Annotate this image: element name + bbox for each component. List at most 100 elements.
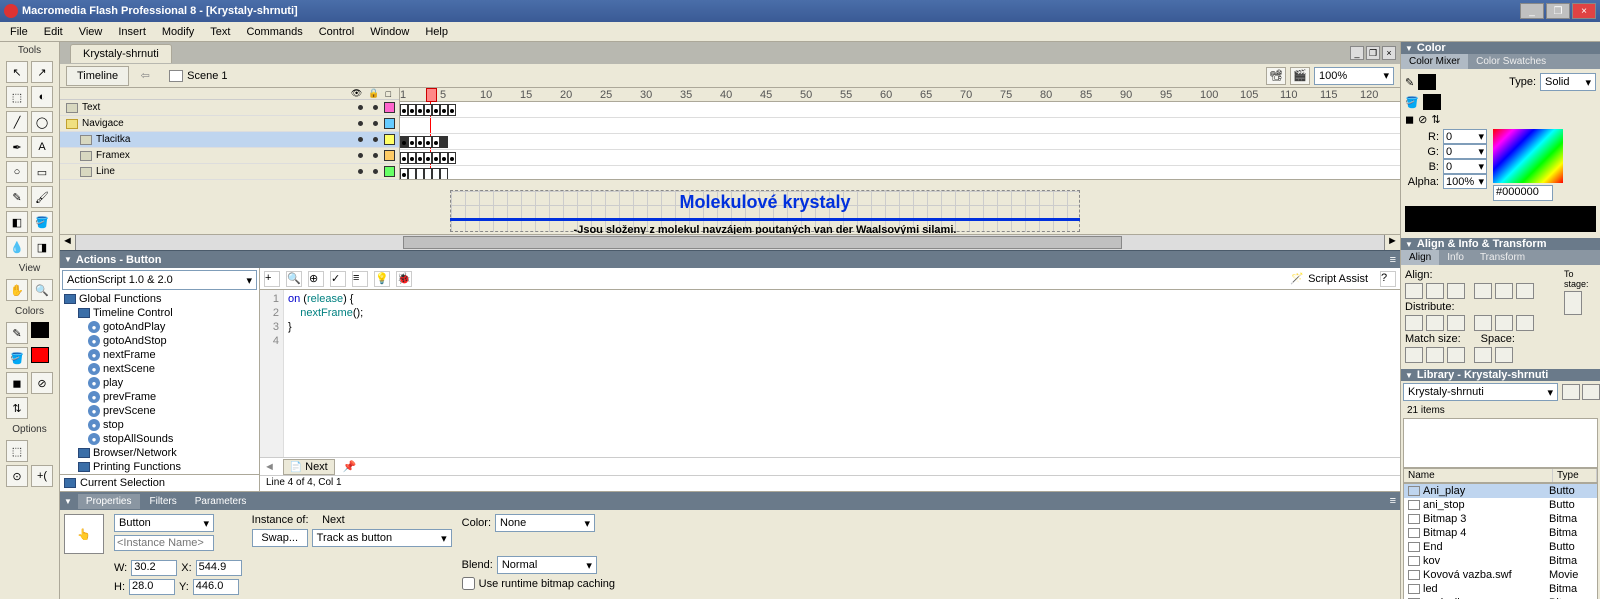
match-height[interactable] — [1426, 347, 1444, 363]
eyedropper-tool[interactable]: 💧 — [6, 236, 28, 258]
black-white[interactable]: ◼ — [6, 372, 28, 394]
subselection-tool[interactable]: ↗ — [31, 61, 53, 83]
timeline-toggle[interactable]: Timeline — [66, 66, 129, 86]
tab-info[interactable]: Info — [1439, 250, 1472, 265]
library-item[interactable]: Bitmap 3Bitma — [1404, 512, 1597, 526]
tab-color-swatches[interactable]: Color Swatches — [1468, 54, 1554, 69]
zoom-select[interactable]: 100%▾ — [1314, 67, 1394, 85]
document-tab[interactable]: Krystaly-shrnuti — [70, 44, 172, 63]
y-input[interactable]: 446.0 — [193, 579, 239, 595]
blend-select[interactable]: Normal▾ — [497, 556, 597, 574]
menu-file[interactable]: File — [4, 24, 34, 40]
dist-right[interactable] — [1516, 315, 1534, 331]
align-vcenter[interactable] — [1495, 283, 1513, 299]
tab-properties[interactable]: Properties — [78, 494, 140, 509]
pen-tool[interactable]: ✒ — [6, 136, 28, 158]
close-button[interactable]: × — [1572, 3, 1596, 19]
r-input[interactable]: 0▾ — [1443, 129, 1487, 144]
tree-action[interactable]: ●nextScene — [60, 362, 259, 376]
library-item[interactable]: Kovová vazba.swfMovie — [1404, 568, 1597, 582]
menu-edit[interactable]: Edit — [38, 24, 69, 40]
tree-action[interactable]: ●nextFrame — [60, 348, 259, 362]
swap-button[interactable]: Swap... — [252, 529, 308, 547]
text-tool[interactable]: A — [31, 136, 53, 158]
back-button[interactable]: ⇦ — [135, 69, 155, 82]
color-type-select[interactable]: Solid▾ — [1540, 73, 1596, 91]
stroke-color-swatch[interactable] — [1418, 74, 1436, 90]
edit-scene-icon[interactable]: 📽 — [1266, 67, 1286, 85]
code-hint-icon[interactable]: 💡 — [374, 271, 390, 287]
stage-hscroll[interactable]: ◄► — [60, 234, 1400, 250]
match-width[interactable] — [1405, 347, 1423, 363]
script-assist-button[interactable]: 🪄Script Assist — [1284, 270, 1374, 287]
tree-action[interactable]: ●play — [60, 376, 259, 390]
x-input[interactable]: 544.9 — [196, 560, 242, 576]
help-icon[interactable]: ? — [1380, 271, 1396, 287]
dist-vcenter[interactable] — [1426, 315, 1444, 331]
menu-help[interactable]: Help — [419, 24, 454, 40]
tree-action[interactable]: ●gotoAndStop — [60, 334, 259, 348]
pencil-tool[interactable]: ✎ — [6, 186, 28, 208]
fill-swatch[interactable] — [31, 347, 49, 363]
tree-action[interactable]: ●prevFrame — [60, 390, 259, 404]
as-version-select[interactable]: ActionScript 1.0 & 2.0▾ — [62, 270, 257, 290]
minimize-button[interactable]: _ — [1520, 3, 1544, 19]
color-select[interactable]: None▾ — [495, 514, 595, 532]
lib-pin-icon[interactable] — [1562, 384, 1580, 400]
library-panel-header[interactable]: ▼Library - Krystaly-shrnuti — [1401, 369, 1600, 381]
tab-filters[interactable]: Filters — [142, 494, 185, 509]
brush-tool[interactable]: 🖌 — [31, 186, 53, 208]
line-tool[interactable]: ╱ — [6, 111, 28, 133]
track-select[interactable]: Track as button▾ — [312, 529, 452, 547]
align-top[interactable] — [1474, 283, 1492, 299]
align-hcenter[interactable] — [1426, 283, 1444, 299]
frame-ruler[interactable]: 1510152025303540455055606570758085909510… — [400, 88, 1400, 102]
menu-insert[interactable]: Insert — [112, 24, 152, 40]
hex-input[interactable]: #000000 — [1493, 185, 1553, 201]
library-list[interactable]: Ani_playButtoani_stopButtoBitmap 3BitmaB… — [1403, 483, 1598, 599]
script-tab[interactable]: 📄 Next — [283, 459, 335, 475]
menu-modify[interactable]: Modify — [156, 24, 200, 40]
lasso-tool[interactable]: ◯ — [31, 111, 53, 133]
menu-control[interactable]: Control — [313, 24, 360, 40]
to-stage-toggle[interactable] — [1564, 291, 1582, 315]
align-right[interactable] — [1447, 283, 1465, 299]
doc-close[interactable]: × — [1382, 46, 1396, 60]
library-doc-select[interactable]: Krystaly-shrnuti▾ — [1403, 383, 1558, 401]
space-h[interactable] — [1474, 347, 1492, 363]
color-panel-header[interactable]: ▼Color — [1401, 42, 1600, 54]
width-input[interactable]: 30.2 — [131, 560, 177, 576]
code-area[interactable]: 1234 on (release) { nextFrame(); } — [260, 290, 1400, 457]
library-item[interactable]: ani_stopButto — [1404, 498, 1597, 512]
menu-text[interactable]: Text — [204, 24, 236, 40]
add-action-icon[interactable]: + — [264, 271, 280, 287]
tree-category[interactable]: Browser/Network — [60, 446, 259, 460]
menu-window[interactable]: Window — [364, 24, 415, 40]
layer-row[interactable]: Navigace — [60, 116, 399, 132]
stroke-color[interactable]: ✎ — [6, 322, 28, 344]
tree-action[interactable]: ●gotoAndPlay — [60, 320, 259, 334]
stage[interactable]: Molekulové krystaly -Jsou složeny z mole… — [60, 180, 1400, 234]
alpha-input[interactable]: 100%▾ — [1443, 174, 1487, 189]
actions-tree[interactable]: Global Functions Timeline Control ●gotoA… — [60, 292, 259, 474]
menu-commands[interactable]: Commands — [240, 24, 308, 40]
library-item[interactable]: Bitmap 4Bitma — [1404, 526, 1597, 540]
tab-align[interactable]: Align — [1401, 250, 1439, 265]
oval-tool[interactable]: ○ — [6, 161, 28, 183]
option-snap[interactable]: ⊙ — [6, 465, 28, 487]
tab-parameters[interactable]: Parameters — [187, 494, 255, 509]
align-left[interactable] — [1405, 283, 1423, 299]
tree-action[interactable]: ●prevScene — [60, 404, 259, 418]
find-icon[interactable]: 🔍 — [286, 271, 302, 287]
debug-icon[interactable]: 🐞 — [396, 271, 412, 287]
actions-panel-header[interactable]: ▼Actions - Button ≡ — [60, 250, 1400, 268]
check-syntax-icon[interactable]: ✓ — [330, 271, 346, 287]
free-transform-tool[interactable]: ⬚ — [6, 86, 28, 108]
frames-area[interactable]: 1510152025303540455055606570758085909510… — [400, 88, 1400, 179]
paint-bucket-tool[interactable]: 🪣 — [31, 211, 53, 233]
align-bottom[interactable] — [1516, 283, 1534, 299]
zoom-tool[interactable]: 🔍 — [31, 279, 53, 301]
dist-bottom[interactable] — [1447, 315, 1465, 331]
auto-format-icon[interactable]: ≡ — [352, 271, 368, 287]
show-hide-icon[interactable]: 👁 — [351, 88, 362, 99]
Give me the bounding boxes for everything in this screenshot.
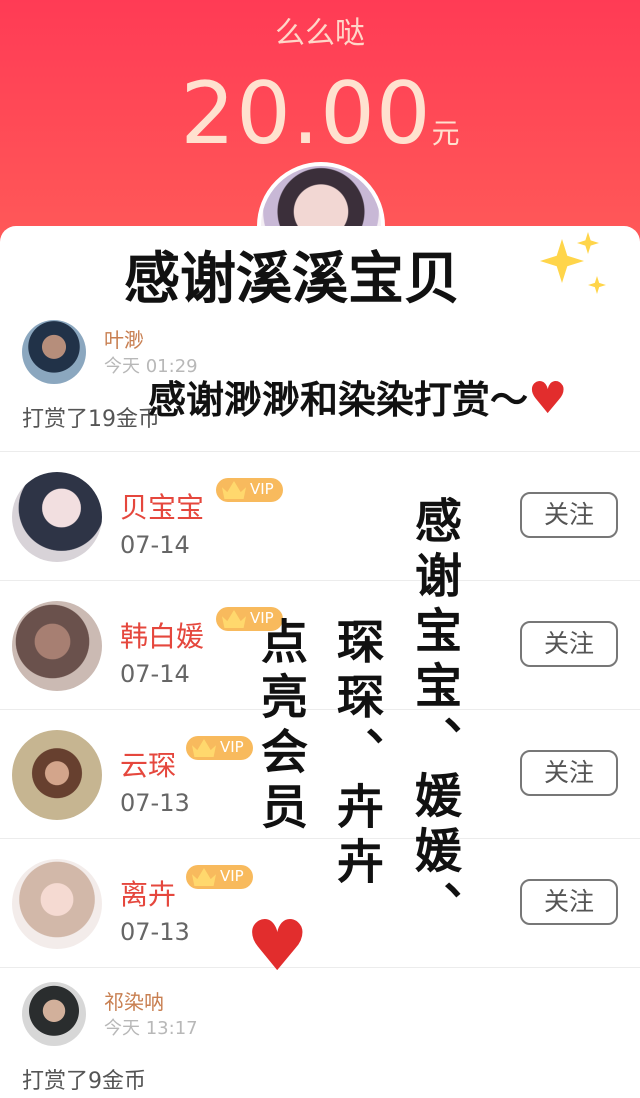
overlay-thanks-line: 感谢渺渺和染染打赏～♥: [148, 369, 567, 424]
sparkle-shape: [540, 239, 584, 283]
sparkle-shape: [577, 232, 599, 254]
vip-badge: VIP: [186, 865, 253, 889]
member-name[interactable]: 贝宝宝: [120, 486, 204, 526]
crown-icon: [192, 739, 216, 757]
vip-label: VIP: [250, 480, 274, 498]
follow-button[interactable]: 关注: [520, 750, 618, 796]
member-date: 07-14: [120, 531, 190, 559]
avatar[interactable]: [12, 859, 102, 949]
crown-icon: [222, 481, 246, 499]
supporter-name[interactable]: 叶渺: [104, 324, 144, 353]
avatar[interactable]: [22, 320, 86, 384]
reward-time: 今天 13:17: [104, 1018, 198, 1039]
member-date: 07-13: [120, 789, 190, 817]
vip-badge: VIP: [186, 736, 253, 760]
amount-unit: 元: [431, 117, 460, 150]
header-title: 么么哒: [275, 16, 365, 51]
crown-icon: [222, 610, 246, 628]
follow-button[interactable]: 关注: [520, 621, 618, 667]
list-item-member: 贝宝宝 VIP 07-14 关注: [0, 452, 640, 581]
list-item-member: 韩白媛 VIP 07-14 关注: [0, 581, 640, 710]
follow-button[interactable]: 关注: [520, 492, 618, 538]
list-item-reward: 祁染呐 今天 13:17 打赏了9金币: [0, 968, 640, 1098]
sparkles-icon: [522, 232, 606, 294]
avatar[interactable]: [22, 982, 86, 1046]
sparkle-shape: [588, 276, 606, 294]
vip-label: VIP: [220, 738, 244, 756]
avatar[interactable]: [12, 472, 102, 562]
follow-button[interactable]: 关注: [520, 879, 618, 925]
overlay-vertical-thanks: 感谢宝宝、媛媛、: [406, 496, 461, 936]
member-name[interactable]: 云琛: [120, 744, 176, 784]
reward-action: 打赏了9金币: [22, 1069, 146, 1094]
vip-label: VIP: [220, 867, 244, 885]
list-item-member: 离卉 VIP 07-13 关注: [0, 839, 640, 968]
supporter-name[interactable]: 祁染呐: [104, 986, 164, 1015]
amount-value: 20.00: [180, 64, 432, 164]
reward-amount: 20.00元: [0, 64, 640, 164]
heart-icon: ♥: [528, 373, 568, 424]
member-date: 07-13: [120, 918, 190, 946]
crown-icon: [192, 868, 216, 886]
heart-icon: ♥: [246, 905, 309, 987]
overlay-thanks-title: 感谢溪溪宝贝: [124, 247, 460, 312]
vip-badge: VIP: [216, 478, 283, 502]
avatar[interactable]: [12, 730, 102, 820]
member-name[interactable]: 韩白媛: [120, 615, 204, 655]
member-name[interactable]: 离卉: [120, 873, 176, 913]
overlay-vertical-names: 琛琛、卉卉: [328, 617, 383, 892]
list-item-member: 云琛 VIP 07-13 关注: [0, 710, 640, 839]
overlay-line-text: 感谢渺渺和染染打赏～: [148, 378, 529, 422]
supporter-list: 叶渺 今天 01:29 打赏了19金币 贝宝宝 VIP 07-14 关注 韩白媛…: [0, 306, 640, 1098]
avatar[interactable]: [12, 601, 102, 691]
supporter-card: 叶渺 今天 01:29 打赏了19金币 贝宝宝 VIP 07-14 关注 韩白媛…: [0, 226, 640, 1098]
member-date: 07-14: [120, 660, 190, 688]
reward-action: 打赏了19金币: [22, 407, 160, 432]
overlay-vertical-member: 点亮会员: [252, 617, 307, 837]
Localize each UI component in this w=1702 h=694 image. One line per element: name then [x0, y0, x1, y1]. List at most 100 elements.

===

• _WHAT THIS TASK INVOLVES_
Switch "library-item" to "asset-item" in the part of the listing that opens with the line containing "match-height[interactable] — [1426, 347, 1444, 363]" and closes with the line containing "match-width[interactable] — [1405, 347, 1423, 363]", and reproduce only those lines with nothing else altered.

• _REPLY TO THE TASK_
match-height[interactable] — [1426, 347, 1444, 363]
eyedropper-tool[interactable]: 💧 — [6, 236, 28, 258]
black-white[interactable]: ◼ — [6, 372, 28, 394]
subselection-tool[interactable]: ↗ — [31, 61, 53, 83]
timeline-toggle[interactable]: Timeline — [66, 66, 129, 86]
tab-info[interactable]: Info — [1439, 250, 1472, 265]
asset-item[interactable]: Bitmap 3Bitma — [1404, 512, 1597, 526]
tab-color-swatches[interactable]: Color Swatches — [1468, 54, 1554, 69]
zoom-select[interactable]: 100%▾ — [1314, 67, 1394, 85]
document-tab[interactable]: Krystaly-shrnuti — [70, 44, 172, 63]
y-input[interactable]: 446.0 — [193, 579, 239, 595]
blend-select[interactable]: Normal▾ — [497, 556, 597, 574]
menu-file[interactable]: File — [4, 24, 34, 40]
dist-right[interactable] — [1516, 315, 1534, 331]
align-vcenter[interactable] — [1495, 283, 1513, 299]
tab-properties[interactable]: Properties — [78, 494, 140, 509]
pen-tool[interactable]: ✒ — [6, 136, 28, 158]
close-button[interactable]: × — [1572, 3, 1596, 19]
r-input[interactable]: 0▾ — [1443, 129, 1487, 144]
tree-action[interactable]: ●nextScene — [60, 362, 259, 376]
asset-item[interactable]: Kovová vazba.swfMovie — [1404, 568, 1597, 582]
menu-edit[interactable]: Edit — [38, 24, 69, 40]
tree-action[interactable]: ●nextFrame — [60, 348, 259, 362]
swap-button[interactable]: Swap... — [252, 529, 308, 547]
text-tool[interactable]: A — [31, 136, 53, 158]
back-button[interactable]: ⇦ — [135, 69, 155, 82]
color-type-select[interactable]: Solid▾ — [1540, 73, 1596, 91]
stroke-color-swatch[interactable] — [1418, 74, 1436, 90]
edit-scene-icon[interactable]: 📽 — [1266, 67, 1286, 85]
code-hint-icon[interactable]: 💡 — [374, 271, 390, 287]
stage-hscroll[interactable]: ◄► — [60, 234, 1400, 250]
match-width[interactable] — [1405, 347, 1423, 363]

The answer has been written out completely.